Stated exercise
Lines before the one containing "Convert this screenshot" are excluded; print that line and every line after it through the end of the material below, exactly.

Input data
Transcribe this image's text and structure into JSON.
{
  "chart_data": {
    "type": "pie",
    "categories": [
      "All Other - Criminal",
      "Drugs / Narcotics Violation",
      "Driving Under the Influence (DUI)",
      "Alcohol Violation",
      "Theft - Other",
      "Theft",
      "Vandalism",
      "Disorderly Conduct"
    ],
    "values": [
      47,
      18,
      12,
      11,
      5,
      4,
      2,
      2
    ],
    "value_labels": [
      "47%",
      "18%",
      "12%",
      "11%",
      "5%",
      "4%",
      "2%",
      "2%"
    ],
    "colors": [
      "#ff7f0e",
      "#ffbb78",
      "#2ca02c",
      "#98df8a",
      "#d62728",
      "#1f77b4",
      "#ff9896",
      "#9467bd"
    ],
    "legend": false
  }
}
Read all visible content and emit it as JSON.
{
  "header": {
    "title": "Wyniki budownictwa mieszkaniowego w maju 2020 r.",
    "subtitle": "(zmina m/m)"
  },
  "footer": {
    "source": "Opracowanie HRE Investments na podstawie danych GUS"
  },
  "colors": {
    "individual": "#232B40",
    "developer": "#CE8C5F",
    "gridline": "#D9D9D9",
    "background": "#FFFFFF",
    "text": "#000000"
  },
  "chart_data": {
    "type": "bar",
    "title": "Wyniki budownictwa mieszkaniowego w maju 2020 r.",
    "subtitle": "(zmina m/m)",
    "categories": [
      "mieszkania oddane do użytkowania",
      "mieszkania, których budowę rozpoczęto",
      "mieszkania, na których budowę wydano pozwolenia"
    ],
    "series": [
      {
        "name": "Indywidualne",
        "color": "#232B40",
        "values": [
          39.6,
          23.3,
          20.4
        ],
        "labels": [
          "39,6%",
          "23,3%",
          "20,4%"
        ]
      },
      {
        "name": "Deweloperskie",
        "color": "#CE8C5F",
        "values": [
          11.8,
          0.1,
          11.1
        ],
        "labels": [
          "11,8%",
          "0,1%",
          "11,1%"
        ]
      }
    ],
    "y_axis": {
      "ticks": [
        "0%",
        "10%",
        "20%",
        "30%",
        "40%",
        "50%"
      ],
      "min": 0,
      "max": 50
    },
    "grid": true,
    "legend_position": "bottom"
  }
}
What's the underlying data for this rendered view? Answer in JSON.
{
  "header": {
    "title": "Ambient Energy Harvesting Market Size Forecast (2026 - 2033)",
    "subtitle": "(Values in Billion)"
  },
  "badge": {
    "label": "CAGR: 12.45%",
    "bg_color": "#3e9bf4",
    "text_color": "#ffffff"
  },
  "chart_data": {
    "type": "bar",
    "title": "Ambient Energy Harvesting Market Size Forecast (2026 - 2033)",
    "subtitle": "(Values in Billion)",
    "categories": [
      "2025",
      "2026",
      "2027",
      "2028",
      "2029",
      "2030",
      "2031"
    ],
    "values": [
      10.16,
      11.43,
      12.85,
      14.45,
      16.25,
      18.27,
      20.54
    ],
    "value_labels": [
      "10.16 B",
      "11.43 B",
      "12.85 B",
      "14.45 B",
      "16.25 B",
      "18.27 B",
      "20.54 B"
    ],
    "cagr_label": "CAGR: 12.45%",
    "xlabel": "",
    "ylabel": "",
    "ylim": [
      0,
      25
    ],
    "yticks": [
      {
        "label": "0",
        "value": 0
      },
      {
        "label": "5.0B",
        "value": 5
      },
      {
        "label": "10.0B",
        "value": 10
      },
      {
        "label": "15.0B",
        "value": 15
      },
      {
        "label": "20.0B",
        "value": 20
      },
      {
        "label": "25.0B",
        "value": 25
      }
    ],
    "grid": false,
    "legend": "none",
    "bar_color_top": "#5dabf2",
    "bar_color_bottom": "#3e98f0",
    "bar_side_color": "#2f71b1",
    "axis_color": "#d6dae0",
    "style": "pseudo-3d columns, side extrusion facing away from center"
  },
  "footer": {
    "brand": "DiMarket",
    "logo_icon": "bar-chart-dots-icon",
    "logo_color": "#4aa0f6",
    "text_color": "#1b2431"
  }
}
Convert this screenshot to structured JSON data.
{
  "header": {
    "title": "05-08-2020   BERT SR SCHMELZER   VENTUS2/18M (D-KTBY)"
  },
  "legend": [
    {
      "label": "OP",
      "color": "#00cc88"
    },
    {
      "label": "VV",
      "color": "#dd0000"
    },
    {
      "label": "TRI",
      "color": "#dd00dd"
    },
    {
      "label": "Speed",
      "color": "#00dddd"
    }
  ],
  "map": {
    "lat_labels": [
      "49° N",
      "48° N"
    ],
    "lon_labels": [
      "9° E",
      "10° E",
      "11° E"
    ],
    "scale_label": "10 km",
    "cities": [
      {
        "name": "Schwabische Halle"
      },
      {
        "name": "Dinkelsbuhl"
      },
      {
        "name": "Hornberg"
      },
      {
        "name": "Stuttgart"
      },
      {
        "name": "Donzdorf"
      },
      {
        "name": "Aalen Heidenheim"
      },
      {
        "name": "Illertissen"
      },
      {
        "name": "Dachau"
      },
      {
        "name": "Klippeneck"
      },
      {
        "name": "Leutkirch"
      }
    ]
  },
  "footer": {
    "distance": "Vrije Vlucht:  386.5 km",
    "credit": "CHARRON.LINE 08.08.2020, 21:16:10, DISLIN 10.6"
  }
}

Output of the exercise
Convert this screenshot to structured JSON data.
{
  "header": {
    "title": "05-08-2020   BERT SR SCHMELZER   VENTUS2/18M (D-KTBY)"
  },
  "legend": [
    {
      "label": "OP",
      "color": "#00cc88"
    },
    {
      "label": "VV",
      "color": "#dd0000"
    },
    {
      "label": "TRI",
      "color": "#dd00dd"
    },
    {
      "label": "Speed",
      "color": "#00dddd"
    }
  ],
  "map": {
    "lat_labels": [
      "49° N",
      "48° N"
    ],
    "lon_labels": [
      "9° E",
      "10° E",
      "11° E"
    ],
    "scale_label": "10 km",
    "cities": [
      {
        "name": "Schwabische Halle"
      },
      {
        "name": "Dinkelsbuhl"
      },
      {
        "name": "Hornberg"
      },
      {
        "name": "Stuttgart"
      },
      {
        "name": "Donzdorf"
      },
      {
        "name": "Aalen Heidenheim"
      },
      {
        "name": "Illertissen"
      },
      {
        "name": "Dachau"
      },
      {
        "name": "Klippeneck"
      },
      {
        "name": "Leutkirch"
      }
    ]
  },
  "footer": {
    "distance": "Vrije Vlucht:  386.5 km",
    "credit": "CHARRON.LINE 08.08.2020, 21:16:10, DISLIN 10.6"
  }
}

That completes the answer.